--- START OF Recorded data ---

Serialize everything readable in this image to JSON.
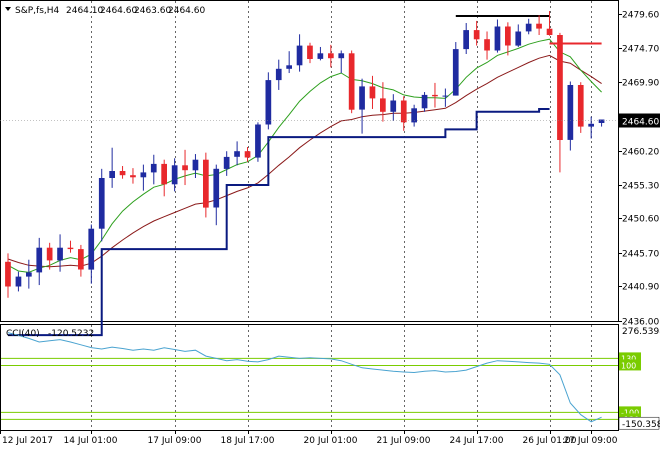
{
  "window": {
    "title": "S&P,fs,H4",
    "ohlc": [
      "2464.10",
      "2464.60",
      "2463.60",
      "2464.60"
    ]
  },
  "indicator": {
    "name": "CCI(40)",
    "value": "-120.5232"
  },
  "colors": {
    "bull": "#1f2ba0",
    "bear": "#e8282c",
    "ma_fast": "#2ea01e",
    "ma_slow": "#8b1a1a",
    "stop_line": "#0a1a80",
    "cci_line": "#4aa3d0",
    "cci_level": "#7acc00",
    "grid": "#000000"
  },
  "chart_data": [
    {
      "type": "candlestick",
      "title": "S&P,fs,H4",
      "ylim": [
        2436.0,
        2481.0
      ],
      "y_ticks": [
        "2479.60",
        "2474.70",
        "2469.90",
        "2465.00",
        "2460.20",
        "2455.30",
        "2450.60",
        "2445.70",
        "2440.90",
        "2436.00"
      ],
      "x_ticks": [
        "12 Jul 2017",
        "14 Jul 01:00",
        "17 Jul 09:00",
        "18 Jul 17:00",
        "20 Jul 01:00",
        "21 Jul 09:00",
        "24 Jul 17:00",
        "26 Jul 01:00",
        "27 Jul 09:00"
      ],
      "current_price_label": "2464.60",
      "current_price": 2464.6,
      "candles": [
        [
          2444.4,
          2445.6,
          2439.3,
          2440.9
        ],
        [
          2440.9,
          2443.0,
          2440.2,
          2442.3
        ],
        [
          2442.3,
          2444.7,
          2440.6,
          2442.9
        ],
        [
          2442.9,
          2447.8,
          2441.1,
          2446.4
        ],
        [
          2446.4,
          2447.1,
          2443.3,
          2444.6
        ],
        [
          2444.6,
          2448.3,
          2443.0,
          2446.4
        ],
        [
          2446.4,
          2447.4,
          2445.7,
          2446.2
        ],
        [
          2446.2,
          2446.8,
          2442.3,
          2443.3
        ],
        [
          2443.3,
          2449.7,
          2441.3,
          2449.1
        ],
        [
          2449.1,
          2457.6,
          2447.3,
          2456.3
        ],
        [
          2456.3,
          2460.6,
          2454.9,
          2457.3
        ],
        [
          2457.3,
          2458.0,
          2456.2,
          2456.7
        ],
        [
          2456.7,
          2457.7,
          2455.5,
          2456.4
        ],
        [
          2456.4,
          2458.2,
          2454.5,
          2457.1
        ],
        [
          2457.1,
          2459.6,
          2455.4,
          2458.3
        ],
        [
          2458.3,
          2458.9,
          2453.7,
          2455.4
        ],
        [
          2455.4,
          2459.1,
          2454.4,
          2458.1
        ],
        [
          2458.1,
          2460.3,
          2455.3,
          2457.4
        ],
        [
          2457.4,
          2459.7,
          2456.3,
          2458.9
        ],
        [
          2458.9,
          2459.9,
          2450.7,
          2452.1
        ],
        [
          2452.1,
          2458.2,
          2449.6,
          2457.6
        ],
        [
          2457.6,
          2460.1,
          2456.6,
          2459.3
        ],
        [
          2459.3,
          2461.5,
          2458.1,
          2460.1
        ],
        [
          2460.1,
          2460.7,
          2458.6,
          2459.2
        ],
        [
          2459.2,
          2464.2,
          2458.6,
          2463.9
        ],
        [
          2463.9,
          2471.3,
          2463.2,
          2470.2
        ],
        [
          2470.2,
          2473.1,
          2468.8,
          2471.8
        ],
        [
          2471.8,
          2474.3,
          2471.2,
          2472.3
        ],
        [
          2472.3,
          2476.7,
          2471.4,
          2475.1
        ],
        [
          2475.1,
          2475.5,
          2472.6,
          2473.2
        ],
        [
          2473.2,
          2474.9,
          2473.0,
          2474.0
        ],
        [
          2474.0,
          2475.2,
          2472.0,
          2473.3
        ],
        [
          2473.3,
          2474.4,
          2471.2,
          2474.0
        ],
        [
          2474.0,
          2474.4,
          2465.5,
          2466.0
        ],
        [
          2466.0,
          2470.4,
          2462.6,
          2469.3
        ],
        [
          2469.3,
          2470.8,
          2466.1,
          2467.6
        ],
        [
          2467.6,
          2469.9,
          2464.3,
          2465.7
        ],
        [
          2465.7,
          2468.2,
          2464.4,
          2467.3
        ],
        [
          2467.3,
          2467.9,
          2463.0,
          2464.2
        ],
        [
          2464.2,
          2466.7,
          2463.6,
          2466.2
        ],
        [
          2466.2,
          2468.5,
          2465.7,
          2468.1
        ],
        [
          2468.1,
          2469.8,
          2466.3,
          2467.9
        ],
        [
          2467.9,
          2469.0,
          2466.4,
          2468.0
        ],
        [
          2468.0,
          2475.6,
          2468.0,
          2474.6
        ],
        [
          2474.6,
          2478.3,
          2473.9,
          2477.3
        ],
        [
          2477.3,
          2478.6,
          2475.1,
          2476.0
        ],
        [
          2476.0,
          2477.1,
          2473.1,
          2474.4
        ],
        [
          2474.4,
          2478.8,
          2474.1,
          2477.8
        ],
        [
          2477.8,
          2478.4,
          2473.7,
          2475.1
        ],
        [
          2475.1,
          2478.1,
          2474.9,
          2477.1
        ],
        [
          2477.1,
          2478.9,
          2476.7,
          2478.2
        ],
        [
          2478.2,
          2479.4,
          2476.6,
          2477.5
        ],
        [
          2477.5,
          2480.0,
          2476.5,
          2476.6
        ],
        [
          2476.6,
          2476.9,
          2457.1,
          2461.7
        ],
        [
          2461.7,
          2470.0,
          2460.2,
          2469.5
        ],
        [
          2469.5,
          2469.9,
          2462.7,
          2463.6
        ],
        [
          2463.6,
          2465.0,
          2461.9,
          2464.0
        ],
        [
          2464.1,
          2464.6,
          2463.6,
          2464.6
        ]
      ],
      "ma_fast": [
        2443.9,
        2443.1,
        2442.9,
        2443.5,
        2443.9,
        2444.6,
        2445.0,
        2444.7,
        2445.5,
        2447.5,
        2449.8,
        2451.6,
        2452.9,
        2454.0,
        2455.0,
        2455.4,
        2456.1,
        2456.6,
        2457.0,
        2456.6,
        2456.8,
        2457.5,
        2458.2,
        2458.6,
        2459.5,
        2461.4,
        2463.5,
        2465.3,
        2467.2,
        2468.6,
        2469.8,
        2470.7,
        2471.2,
        2470.3,
        2470.1,
        2469.7,
        2469.1,
        2468.8,
        2468.1,
        2467.8,
        2467.7,
        2467.7,
        2467.6,
        2468.9,
        2470.6,
        2471.9,
        2472.7,
        2473.7,
        2474.2,
        2474.7,
        2475.3,
        2475.7,
        2476.0,
        2474.2,
        2473.5,
        2471.6,
        2470.0,
        2468.5
      ],
      "ma_slow": [
        2444.8,
        2444.3,
        2443.9,
        2443.8,
        2443.7,
        2443.8,
        2443.9,
        2443.8,
        2444.2,
        2445.2,
        2446.4,
        2447.5,
        2448.5,
        2449.4,
        2450.2,
        2450.8,
        2451.4,
        2452.0,
        2452.6,
        2452.8,
        2453.2,
        2453.8,
        2454.4,
        2454.9,
        2455.6,
        2456.8,
        2458.1,
        2459.3,
        2460.6,
        2461.7,
        2462.7,
        2463.6,
        2464.4,
        2464.6,
        2465.0,
        2465.2,
        2465.3,
        2465.5,
        2465.5,
        2465.6,
        2465.8,
        2466.0,
        2466.2,
        2467.0,
        2468.0,
        2468.9,
        2469.7,
        2470.6,
        2471.3,
        2472.0,
        2472.7,
        2473.3,
        2473.7,
        2472.9,
        2472.6,
        2471.6,
        2470.7,
        2469.7
      ],
      "stop_levels": [
        {
          "from": 0,
          "to": 9,
          "value": 2434.0
        },
        {
          "from": 9,
          "to": 21,
          "value": 2446.2
        },
        {
          "from": 21,
          "to": 25,
          "value": 2455.3
        },
        {
          "from": 25,
          "to": 27,
          "value": 2462.1
        },
        {
          "from": 27,
          "to": 42,
          "value": 2462.1
        },
        {
          "from": 42,
          "to": 45,
          "value": 2463.2
        },
        {
          "from": 45,
          "to": 51,
          "value": 2465.7
        },
        {
          "from": 51,
          "to": 52,
          "value": 2466.1
        }
      ],
      "upper_levels": [
        {
          "from": 43,
          "to": 52,
          "value": 2479.3
        },
        {
          "from": 52,
          "to": 57,
          "value": 2475.4
        }
      ]
    },
    {
      "type": "line",
      "title": "CCI(40) -120.5232",
      "ylim": [
        -175,
        276.5398
      ],
      "y_ticks": [
        "276.5398",
        "-150.3582"
      ],
      "level_labels": [
        "130",
        "100",
        "-100",
        "-130"
      ],
      "levels": [
        130,
        100,
        -100,
        -130
      ],
      "values": [
        240,
        228,
        215,
        200,
        205,
        210,
        200,
        188,
        176,
        170,
        178,
        172,
        165,
        170,
        165,
        175,
        168,
        160,
        165,
        140,
        130,
        120,
        125,
        118,
        115,
        125,
        140,
        135,
        130,
        133,
        130,
        128,
        120,
        105,
        90,
        85,
        80,
        75,
        72,
        70,
        75,
        78,
        72,
        74,
        80,
        95,
        110,
        120,
        118,
        115,
        112,
        110,
        105,
        60,
        -60,
        -110,
        -140,
        -120.5
      ]
    }
  ]
}
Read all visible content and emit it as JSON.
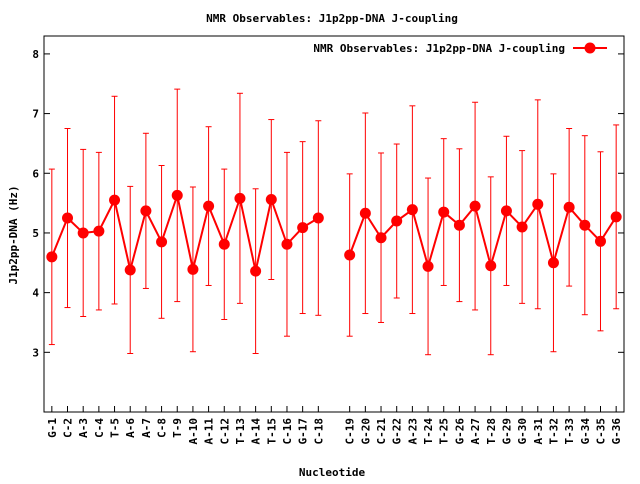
{
  "chart_data": {
    "type": "line",
    "title": "NMR Observables: J1p2pp-DNA J-coupling",
    "xlabel": "Nucleotide",
    "ylabel": "J1p2pp-DNA (Hz)",
    "ylim": [
      2.0,
      8.3
    ],
    "yticks": [
      3,
      4,
      5,
      6,
      7,
      8
    ],
    "grid": false,
    "legend_position": "top-right",
    "series": [
      {
        "name": "NMR Observables: J1p2pp-DNA J-coupling",
        "color": "#ff0000",
        "marker": "circle",
        "error_bars": true,
        "segments": [
          {
            "categories": [
              "G-1",
              "C-2",
              "A-3",
              "C-4",
              "T-5",
              "A-6",
              "A-7",
              "C-8",
              "T-9",
              "A-10",
              "A-11",
              "C-12",
              "T-13",
              "A-14",
              "T-15",
              "C-16",
              "G-17",
              "C-18"
            ],
            "values": [
              4.6,
              5.25,
              5.0,
              5.03,
              5.55,
              4.38,
              5.37,
              4.85,
              5.63,
              4.39,
              5.45,
              4.81,
              5.58,
              4.36,
              5.56,
              4.81,
              5.09,
              5.25
            ],
            "errors": [
              1.47,
              1.5,
              1.4,
              1.32,
              1.74,
              1.4,
              1.3,
              1.28,
              1.78,
              1.38,
              1.33,
              1.26,
              1.76,
              1.38,
              1.34,
              1.54,
              1.44,
              1.63
            ]
          },
          {
            "categories": [
              "C-19",
              "G-20",
              "C-21",
              "G-22",
              "A-23",
              "T-24",
              "T-25",
              "G-26",
              "A-27",
              "T-28",
              "G-29",
              "G-30",
              "A-31",
              "T-32",
              "T-33",
              "G-34",
              "C-35",
              "G-36"
            ],
            "values": [
              4.63,
              5.33,
              4.92,
              5.2,
              5.39,
              4.44,
              5.35,
              5.13,
              5.45,
              4.45,
              5.37,
              5.1,
              5.48,
              4.5,
              5.43,
              5.13,
              4.86,
              5.27
            ],
            "errors": [
              1.36,
              1.68,
              1.42,
              1.29,
              1.74,
              1.48,
              1.23,
              1.28,
              1.74,
              1.49,
              1.25,
              1.28,
              1.75,
              1.49,
              1.32,
              1.5,
              1.5,
              1.54
            ]
          }
        ]
      }
    ],
    "categories": [
      "G-1",
      "C-2",
      "A-3",
      "C-4",
      "T-5",
      "A-6",
      "A-7",
      "C-8",
      "T-9",
      "A-10",
      "A-11",
      "C-12",
      "T-13",
      "A-14",
      "T-15",
      "C-16",
      "G-17",
      "C-18",
      "",
      "C-19",
      "G-20",
      "C-21",
      "G-22",
      "A-23",
      "T-24",
      "T-25",
      "G-26",
      "A-27",
      "T-28",
      "G-29",
      "G-30",
      "A-31",
      "T-32",
      "T-33",
      "G-34",
      "C-35",
      "G-36"
    ]
  }
}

--- END OF Recorded data ---

### What you should do
From the listing, tally every line with the word "Observables" in it and give only the tally.

### Exercise answer
2